» Goal:
The records below must be output exactly, without pictures.
────────────────
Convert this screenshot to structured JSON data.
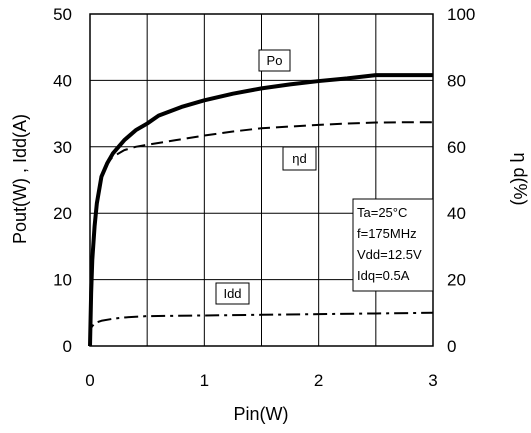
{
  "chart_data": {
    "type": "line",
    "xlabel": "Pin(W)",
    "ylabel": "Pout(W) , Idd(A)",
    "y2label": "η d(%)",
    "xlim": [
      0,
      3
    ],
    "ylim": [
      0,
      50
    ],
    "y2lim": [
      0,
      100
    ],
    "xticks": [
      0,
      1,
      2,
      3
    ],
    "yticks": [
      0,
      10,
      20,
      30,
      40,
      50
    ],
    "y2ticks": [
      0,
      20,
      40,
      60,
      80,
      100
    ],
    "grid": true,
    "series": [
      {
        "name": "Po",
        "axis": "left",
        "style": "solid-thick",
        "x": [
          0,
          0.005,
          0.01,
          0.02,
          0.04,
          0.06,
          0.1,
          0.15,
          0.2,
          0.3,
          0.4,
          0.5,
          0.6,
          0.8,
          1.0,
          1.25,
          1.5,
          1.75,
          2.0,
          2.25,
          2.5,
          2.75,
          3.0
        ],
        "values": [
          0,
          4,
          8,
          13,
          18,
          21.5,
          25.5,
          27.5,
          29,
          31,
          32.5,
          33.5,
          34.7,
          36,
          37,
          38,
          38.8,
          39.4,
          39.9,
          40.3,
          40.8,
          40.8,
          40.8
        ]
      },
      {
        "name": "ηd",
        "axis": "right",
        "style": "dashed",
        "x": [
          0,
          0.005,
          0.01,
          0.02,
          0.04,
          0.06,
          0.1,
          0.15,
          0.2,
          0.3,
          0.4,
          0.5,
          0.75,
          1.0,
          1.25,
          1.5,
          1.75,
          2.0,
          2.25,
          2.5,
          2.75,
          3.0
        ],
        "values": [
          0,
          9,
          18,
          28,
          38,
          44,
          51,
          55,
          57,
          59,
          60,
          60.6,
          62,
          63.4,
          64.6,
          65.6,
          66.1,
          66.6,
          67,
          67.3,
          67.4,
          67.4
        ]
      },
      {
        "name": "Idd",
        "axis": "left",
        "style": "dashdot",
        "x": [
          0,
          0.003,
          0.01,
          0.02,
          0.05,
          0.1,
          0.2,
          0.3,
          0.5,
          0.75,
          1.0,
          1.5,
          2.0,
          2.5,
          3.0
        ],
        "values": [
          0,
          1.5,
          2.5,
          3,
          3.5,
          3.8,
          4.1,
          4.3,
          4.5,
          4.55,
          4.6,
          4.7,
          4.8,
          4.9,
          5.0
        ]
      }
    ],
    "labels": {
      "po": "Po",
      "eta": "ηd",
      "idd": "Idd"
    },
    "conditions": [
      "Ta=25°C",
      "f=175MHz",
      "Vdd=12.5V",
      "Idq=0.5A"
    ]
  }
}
────────────────
» Task output:
Convert this screenshot to structured JSON data.
{
  "chart_data": {
    "type": "line",
    "xlabel": "Pin(W)",
    "ylabel": "Pout(W) , Idd(A)",
    "y2label": "η d(%)",
    "xlim": [
      0,
      3
    ],
    "ylim": [
      0,
      50
    ],
    "y2lim": [
      0,
      100
    ],
    "xticks": [
      0,
      1,
      2,
      3
    ],
    "yticks": [
      0,
      10,
      20,
      30,
      40,
      50
    ],
    "y2ticks": [
      0,
      20,
      40,
      60,
      80,
      100
    ],
    "grid": true,
    "series": [
      {
        "name": "Po",
        "axis": "left",
        "style": "solid-thick",
        "x": [
          0,
          0.005,
          0.01,
          0.02,
          0.04,
          0.06,
          0.1,
          0.15,
          0.2,
          0.3,
          0.4,
          0.5,
          0.6,
          0.8,
          1.0,
          1.25,
          1.5,
          1.75,
          2.0,
          2.25,
          2.5,
          2.75,
          3.0
        ],
        "values": [
          0,
          4,
          8,
          13,
          18,
          21.5,
          25.5,
          27.5,
          29,
          31,
          32.5,
          33.5,
          34.7,
          36,
          37,
          38,
          38.8,
          39.4,
          39.9,
          40.3,
          40.8,
          40.8,
          40.8
        ]
      },
      {
        "name": "ηd",
        "axis": "right",
        "style": "dashed",
        "x": [
          0,
          0.005,
          0.01,
          0.02,
          0.04,
          0.06,
          0.1,
          0.15,
          0.2,
          0.3,
          0.4,
          0.5,
          0.75,
          1.0,
          1.25,
          1.5,
          1.75,
          2.0,
          2.25,
          2.5,
          2.75,
          3.0
        ],
        "values": [
          0,
          9,
          18,
          28,
          38,
          44,
          51,
          55,
          57,
          59,
          60,
          60.6,
          62,
          63.4,
          64.6,
          65.6,
          66.1,
          66.6,
          67,
          67.3,
          67.4,
          67.4
        ]
      },
      {
        "name": "Idd",
        "axis": "left",
        "style": "dashdot",
        "x": [
          0,
          0.003,
          0.01,
          0.02,
          0.05,
          0.1,
          0.2,
          0.3,
          0.5,
          0.75,
          1.0,
          1.5,
          2.0,
          2.5,
          3.0
        ],
        "values": [
          0,
          1.5,
          2.5,
          3,
          3.5,
          3.8,
          4.1,
          4.3,
          4.5,
          4.55,
          4.6,
          4.7,
          4.8,
          4.9,
          5.0
        ]
      }
    ],
    "labels": {
      "po": "Po",
      "eta": "ηd",
      "idd": "Idd"
    },
    "conditions": [
      "Ta=25°C",
      "f=175MHz",
      "Vdd=12.5V",
      "Idq=0.5A"
    ]
  }
}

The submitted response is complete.